▸ Written problem
Copy every line of the data that contains the string "Orignal".

start

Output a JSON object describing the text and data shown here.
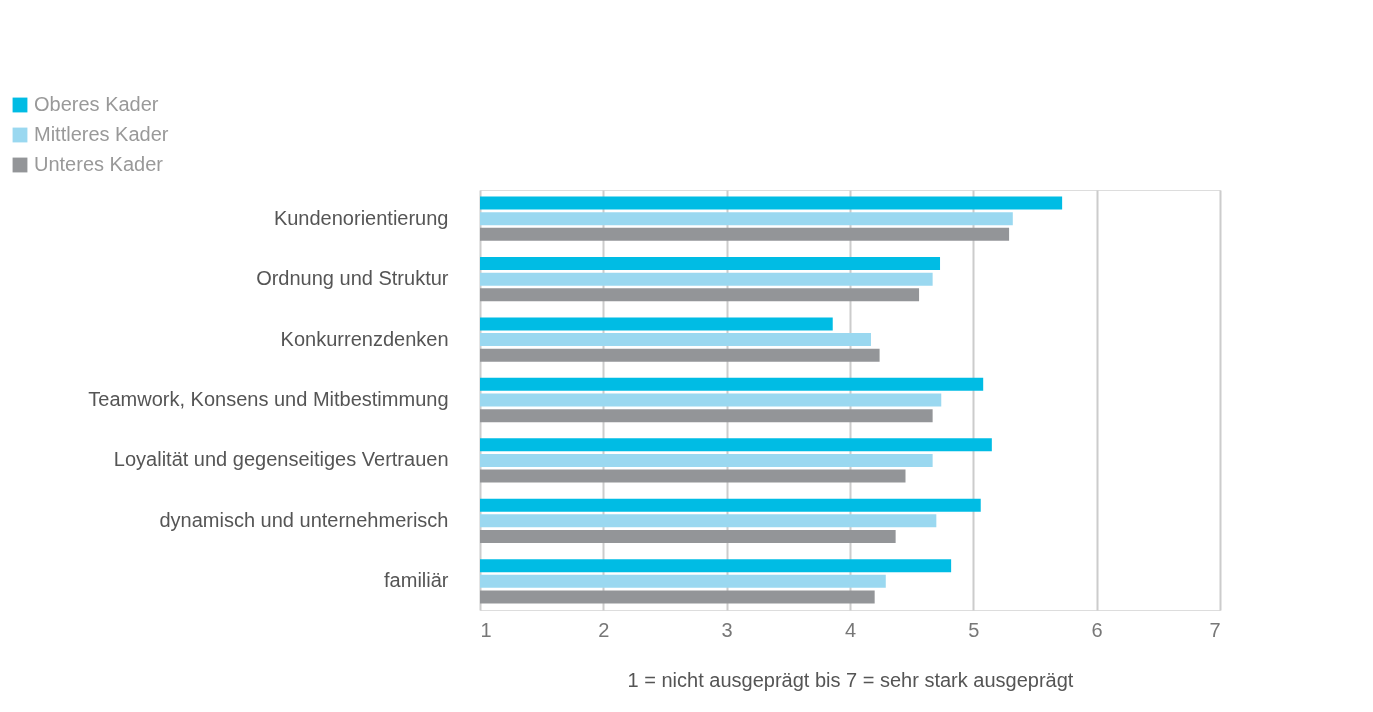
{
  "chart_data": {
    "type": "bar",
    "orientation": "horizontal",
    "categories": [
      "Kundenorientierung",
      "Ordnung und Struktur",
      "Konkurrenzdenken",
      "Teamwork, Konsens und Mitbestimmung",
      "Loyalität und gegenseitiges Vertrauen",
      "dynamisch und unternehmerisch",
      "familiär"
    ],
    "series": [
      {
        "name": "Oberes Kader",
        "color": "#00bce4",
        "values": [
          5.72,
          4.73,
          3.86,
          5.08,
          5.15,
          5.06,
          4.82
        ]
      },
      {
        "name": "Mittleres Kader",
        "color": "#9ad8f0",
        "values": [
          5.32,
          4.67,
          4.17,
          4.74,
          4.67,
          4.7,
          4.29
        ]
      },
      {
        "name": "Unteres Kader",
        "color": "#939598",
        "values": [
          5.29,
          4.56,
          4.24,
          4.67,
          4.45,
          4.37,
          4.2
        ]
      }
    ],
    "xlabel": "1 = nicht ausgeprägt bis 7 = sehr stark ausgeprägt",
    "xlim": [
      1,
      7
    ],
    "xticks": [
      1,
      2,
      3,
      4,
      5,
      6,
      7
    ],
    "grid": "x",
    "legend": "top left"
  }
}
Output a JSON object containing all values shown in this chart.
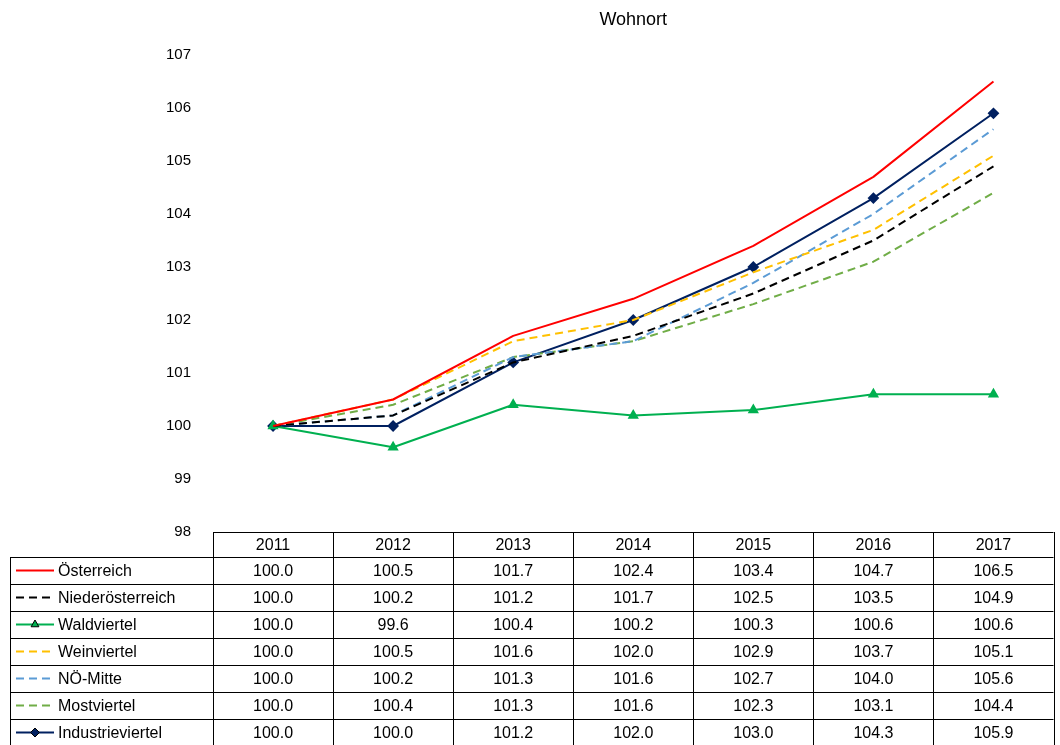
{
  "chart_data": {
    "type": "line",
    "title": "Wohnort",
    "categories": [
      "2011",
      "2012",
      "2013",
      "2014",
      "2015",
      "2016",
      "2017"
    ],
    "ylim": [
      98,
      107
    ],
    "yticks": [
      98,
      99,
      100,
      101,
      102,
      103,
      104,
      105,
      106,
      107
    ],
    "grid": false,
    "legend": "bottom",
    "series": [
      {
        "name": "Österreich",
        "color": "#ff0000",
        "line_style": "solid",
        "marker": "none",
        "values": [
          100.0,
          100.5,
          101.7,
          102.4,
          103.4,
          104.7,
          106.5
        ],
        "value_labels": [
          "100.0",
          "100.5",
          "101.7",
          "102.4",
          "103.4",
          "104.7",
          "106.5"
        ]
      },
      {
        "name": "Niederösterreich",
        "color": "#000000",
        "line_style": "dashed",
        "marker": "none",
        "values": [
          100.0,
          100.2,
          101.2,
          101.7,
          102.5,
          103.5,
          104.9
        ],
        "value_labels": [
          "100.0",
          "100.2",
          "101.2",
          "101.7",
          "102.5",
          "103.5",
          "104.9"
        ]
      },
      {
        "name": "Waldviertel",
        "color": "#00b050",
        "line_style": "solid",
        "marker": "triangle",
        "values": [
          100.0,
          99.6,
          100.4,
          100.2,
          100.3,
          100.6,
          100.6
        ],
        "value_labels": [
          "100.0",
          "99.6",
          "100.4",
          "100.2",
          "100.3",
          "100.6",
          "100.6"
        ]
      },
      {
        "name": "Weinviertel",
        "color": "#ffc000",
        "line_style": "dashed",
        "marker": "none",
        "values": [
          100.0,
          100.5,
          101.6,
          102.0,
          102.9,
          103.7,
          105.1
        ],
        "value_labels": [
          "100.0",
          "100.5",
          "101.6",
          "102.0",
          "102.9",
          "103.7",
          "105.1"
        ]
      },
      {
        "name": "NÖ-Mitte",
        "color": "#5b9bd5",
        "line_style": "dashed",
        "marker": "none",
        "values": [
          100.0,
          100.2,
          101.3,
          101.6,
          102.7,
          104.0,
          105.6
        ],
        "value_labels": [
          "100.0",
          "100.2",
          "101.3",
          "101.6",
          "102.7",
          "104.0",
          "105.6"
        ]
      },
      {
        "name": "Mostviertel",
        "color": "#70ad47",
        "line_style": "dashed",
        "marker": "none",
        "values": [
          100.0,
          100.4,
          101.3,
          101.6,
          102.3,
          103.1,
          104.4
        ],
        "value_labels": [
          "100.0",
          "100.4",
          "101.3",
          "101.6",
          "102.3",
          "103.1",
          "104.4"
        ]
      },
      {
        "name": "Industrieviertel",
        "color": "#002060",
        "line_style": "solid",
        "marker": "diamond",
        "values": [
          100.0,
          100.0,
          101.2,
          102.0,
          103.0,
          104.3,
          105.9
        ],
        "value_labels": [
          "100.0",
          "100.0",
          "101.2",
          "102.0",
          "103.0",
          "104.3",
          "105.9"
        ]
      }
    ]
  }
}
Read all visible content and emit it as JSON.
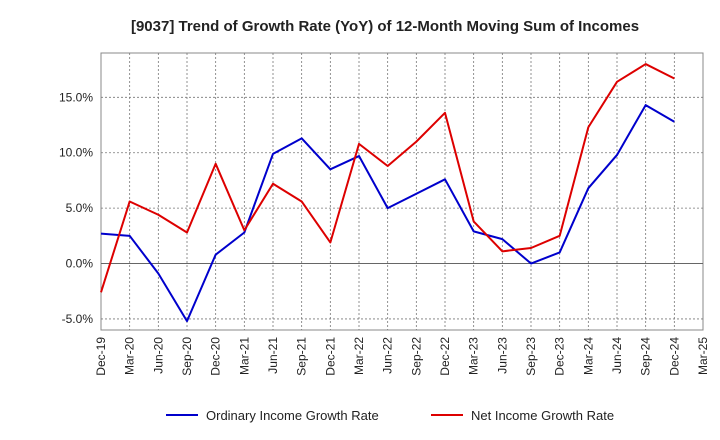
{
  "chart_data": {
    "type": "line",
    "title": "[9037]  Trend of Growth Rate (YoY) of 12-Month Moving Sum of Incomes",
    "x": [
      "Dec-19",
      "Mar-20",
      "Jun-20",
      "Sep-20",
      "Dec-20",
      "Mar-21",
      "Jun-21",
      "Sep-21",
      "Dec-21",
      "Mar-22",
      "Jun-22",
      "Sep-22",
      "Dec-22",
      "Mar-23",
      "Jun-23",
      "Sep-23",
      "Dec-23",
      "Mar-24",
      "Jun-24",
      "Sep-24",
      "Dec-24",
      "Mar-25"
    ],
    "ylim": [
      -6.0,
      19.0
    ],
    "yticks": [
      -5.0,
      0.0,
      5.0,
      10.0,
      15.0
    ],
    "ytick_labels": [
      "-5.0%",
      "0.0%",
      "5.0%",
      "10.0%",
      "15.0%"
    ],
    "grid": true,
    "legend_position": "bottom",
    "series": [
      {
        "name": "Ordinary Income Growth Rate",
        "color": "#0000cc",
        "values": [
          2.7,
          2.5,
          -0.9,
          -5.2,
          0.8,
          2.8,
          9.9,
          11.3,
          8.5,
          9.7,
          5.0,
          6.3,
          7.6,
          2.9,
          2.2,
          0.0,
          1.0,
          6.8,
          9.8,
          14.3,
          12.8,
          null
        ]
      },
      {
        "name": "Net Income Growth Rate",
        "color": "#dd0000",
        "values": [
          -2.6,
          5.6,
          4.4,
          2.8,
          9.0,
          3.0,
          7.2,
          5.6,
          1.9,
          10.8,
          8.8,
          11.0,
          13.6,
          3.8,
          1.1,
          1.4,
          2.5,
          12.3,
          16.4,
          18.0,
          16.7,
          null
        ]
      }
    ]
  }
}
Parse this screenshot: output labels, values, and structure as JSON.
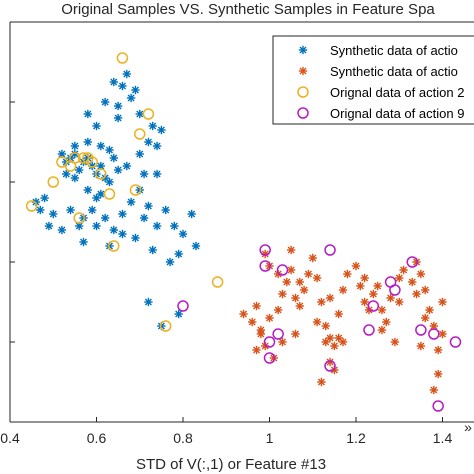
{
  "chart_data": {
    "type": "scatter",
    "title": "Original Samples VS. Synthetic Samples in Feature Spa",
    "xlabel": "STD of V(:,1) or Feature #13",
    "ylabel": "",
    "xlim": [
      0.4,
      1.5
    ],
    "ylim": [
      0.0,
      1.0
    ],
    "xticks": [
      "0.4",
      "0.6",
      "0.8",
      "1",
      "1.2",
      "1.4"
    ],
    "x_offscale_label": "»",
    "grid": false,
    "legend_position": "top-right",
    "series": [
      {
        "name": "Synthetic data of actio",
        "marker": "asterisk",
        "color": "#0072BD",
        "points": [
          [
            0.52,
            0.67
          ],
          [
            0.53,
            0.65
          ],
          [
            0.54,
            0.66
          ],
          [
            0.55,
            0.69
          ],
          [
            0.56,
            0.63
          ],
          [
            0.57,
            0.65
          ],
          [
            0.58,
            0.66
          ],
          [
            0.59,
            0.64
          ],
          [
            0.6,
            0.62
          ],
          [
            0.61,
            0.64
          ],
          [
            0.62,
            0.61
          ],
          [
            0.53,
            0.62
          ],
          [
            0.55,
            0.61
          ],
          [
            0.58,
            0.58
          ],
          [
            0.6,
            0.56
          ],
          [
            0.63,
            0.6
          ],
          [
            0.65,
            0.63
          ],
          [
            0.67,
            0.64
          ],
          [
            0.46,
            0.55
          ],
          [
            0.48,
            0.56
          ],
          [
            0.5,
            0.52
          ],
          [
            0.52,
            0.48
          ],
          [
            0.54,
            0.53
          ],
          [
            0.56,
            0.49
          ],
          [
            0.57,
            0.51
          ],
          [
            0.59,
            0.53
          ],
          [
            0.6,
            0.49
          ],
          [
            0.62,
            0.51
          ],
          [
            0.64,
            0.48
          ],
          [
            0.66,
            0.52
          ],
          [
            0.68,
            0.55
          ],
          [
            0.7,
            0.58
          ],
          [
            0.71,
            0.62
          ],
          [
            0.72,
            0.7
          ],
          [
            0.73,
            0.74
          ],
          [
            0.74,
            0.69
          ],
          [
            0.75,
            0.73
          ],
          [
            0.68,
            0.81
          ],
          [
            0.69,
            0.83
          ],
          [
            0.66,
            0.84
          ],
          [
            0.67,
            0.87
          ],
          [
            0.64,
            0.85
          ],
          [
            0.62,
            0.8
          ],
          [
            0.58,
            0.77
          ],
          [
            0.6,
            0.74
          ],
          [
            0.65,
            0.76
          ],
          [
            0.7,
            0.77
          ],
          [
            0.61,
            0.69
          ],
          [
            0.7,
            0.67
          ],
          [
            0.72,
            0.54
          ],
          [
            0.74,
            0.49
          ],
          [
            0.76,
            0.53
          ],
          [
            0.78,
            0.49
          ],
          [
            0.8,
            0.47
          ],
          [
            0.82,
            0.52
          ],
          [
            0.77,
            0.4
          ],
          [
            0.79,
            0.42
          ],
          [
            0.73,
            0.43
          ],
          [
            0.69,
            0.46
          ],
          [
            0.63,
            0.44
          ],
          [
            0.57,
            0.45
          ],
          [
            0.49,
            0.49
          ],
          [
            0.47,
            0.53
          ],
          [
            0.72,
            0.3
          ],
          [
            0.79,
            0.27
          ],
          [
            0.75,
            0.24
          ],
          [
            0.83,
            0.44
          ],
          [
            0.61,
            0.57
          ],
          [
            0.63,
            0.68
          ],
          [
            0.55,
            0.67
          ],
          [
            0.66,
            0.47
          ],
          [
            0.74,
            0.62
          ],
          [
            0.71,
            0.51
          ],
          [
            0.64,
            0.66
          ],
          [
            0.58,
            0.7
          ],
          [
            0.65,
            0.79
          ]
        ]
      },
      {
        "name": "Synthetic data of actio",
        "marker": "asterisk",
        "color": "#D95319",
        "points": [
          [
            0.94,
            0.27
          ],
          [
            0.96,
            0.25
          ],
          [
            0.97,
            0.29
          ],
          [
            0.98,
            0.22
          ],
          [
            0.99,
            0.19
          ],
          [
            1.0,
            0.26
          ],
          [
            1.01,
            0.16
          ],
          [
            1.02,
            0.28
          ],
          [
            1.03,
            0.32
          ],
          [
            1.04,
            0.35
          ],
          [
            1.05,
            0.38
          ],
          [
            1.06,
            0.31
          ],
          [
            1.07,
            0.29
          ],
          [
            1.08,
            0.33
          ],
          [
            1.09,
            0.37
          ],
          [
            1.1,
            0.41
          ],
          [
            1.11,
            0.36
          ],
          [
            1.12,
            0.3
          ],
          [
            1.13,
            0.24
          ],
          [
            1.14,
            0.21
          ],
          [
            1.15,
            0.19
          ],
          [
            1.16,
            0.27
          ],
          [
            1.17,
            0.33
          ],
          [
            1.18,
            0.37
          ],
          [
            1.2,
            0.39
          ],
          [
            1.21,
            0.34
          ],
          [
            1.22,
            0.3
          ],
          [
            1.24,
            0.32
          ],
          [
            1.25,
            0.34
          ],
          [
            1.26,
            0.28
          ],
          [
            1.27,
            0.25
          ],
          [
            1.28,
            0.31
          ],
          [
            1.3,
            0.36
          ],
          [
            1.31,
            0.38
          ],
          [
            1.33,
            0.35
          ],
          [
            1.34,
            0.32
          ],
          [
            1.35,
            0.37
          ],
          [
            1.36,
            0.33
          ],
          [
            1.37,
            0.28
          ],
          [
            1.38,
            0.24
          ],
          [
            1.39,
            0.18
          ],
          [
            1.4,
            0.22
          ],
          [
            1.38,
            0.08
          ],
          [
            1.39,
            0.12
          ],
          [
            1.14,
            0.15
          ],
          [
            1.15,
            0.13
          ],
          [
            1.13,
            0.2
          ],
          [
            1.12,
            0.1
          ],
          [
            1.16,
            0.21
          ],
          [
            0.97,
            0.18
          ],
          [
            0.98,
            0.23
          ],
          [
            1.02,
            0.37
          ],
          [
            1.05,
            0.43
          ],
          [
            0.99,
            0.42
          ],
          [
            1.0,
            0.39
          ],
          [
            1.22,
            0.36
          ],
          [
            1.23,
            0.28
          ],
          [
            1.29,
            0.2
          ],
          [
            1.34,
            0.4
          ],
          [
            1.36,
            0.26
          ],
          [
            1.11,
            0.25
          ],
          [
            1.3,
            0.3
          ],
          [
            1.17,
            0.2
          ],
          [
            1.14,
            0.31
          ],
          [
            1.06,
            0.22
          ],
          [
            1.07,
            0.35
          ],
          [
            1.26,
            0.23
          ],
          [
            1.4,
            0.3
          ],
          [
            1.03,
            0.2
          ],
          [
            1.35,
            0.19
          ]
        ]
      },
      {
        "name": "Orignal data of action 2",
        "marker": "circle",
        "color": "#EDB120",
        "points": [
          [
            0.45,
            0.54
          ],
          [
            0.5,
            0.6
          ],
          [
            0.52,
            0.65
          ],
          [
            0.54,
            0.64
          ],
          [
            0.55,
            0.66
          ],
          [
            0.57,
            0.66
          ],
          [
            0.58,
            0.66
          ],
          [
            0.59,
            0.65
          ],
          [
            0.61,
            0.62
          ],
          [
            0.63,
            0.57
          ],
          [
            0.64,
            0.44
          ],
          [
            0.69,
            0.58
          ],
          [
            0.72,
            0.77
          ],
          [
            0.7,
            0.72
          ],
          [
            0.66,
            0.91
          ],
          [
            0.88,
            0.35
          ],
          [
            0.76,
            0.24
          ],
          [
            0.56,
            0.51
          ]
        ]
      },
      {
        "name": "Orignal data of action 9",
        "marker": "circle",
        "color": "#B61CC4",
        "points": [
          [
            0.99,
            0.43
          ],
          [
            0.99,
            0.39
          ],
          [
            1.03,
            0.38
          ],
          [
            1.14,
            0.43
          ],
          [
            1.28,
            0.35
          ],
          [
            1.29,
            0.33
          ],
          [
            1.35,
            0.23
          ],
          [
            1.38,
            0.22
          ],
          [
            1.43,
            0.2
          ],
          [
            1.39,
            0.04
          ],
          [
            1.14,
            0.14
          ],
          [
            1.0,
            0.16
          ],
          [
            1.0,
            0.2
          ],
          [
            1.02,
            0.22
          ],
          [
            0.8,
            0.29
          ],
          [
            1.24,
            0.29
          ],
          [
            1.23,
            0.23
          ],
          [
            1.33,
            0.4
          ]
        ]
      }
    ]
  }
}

end

▸ Task response
        "name": "Orignal data of action 2",
        "name": "Orignal data of action 9",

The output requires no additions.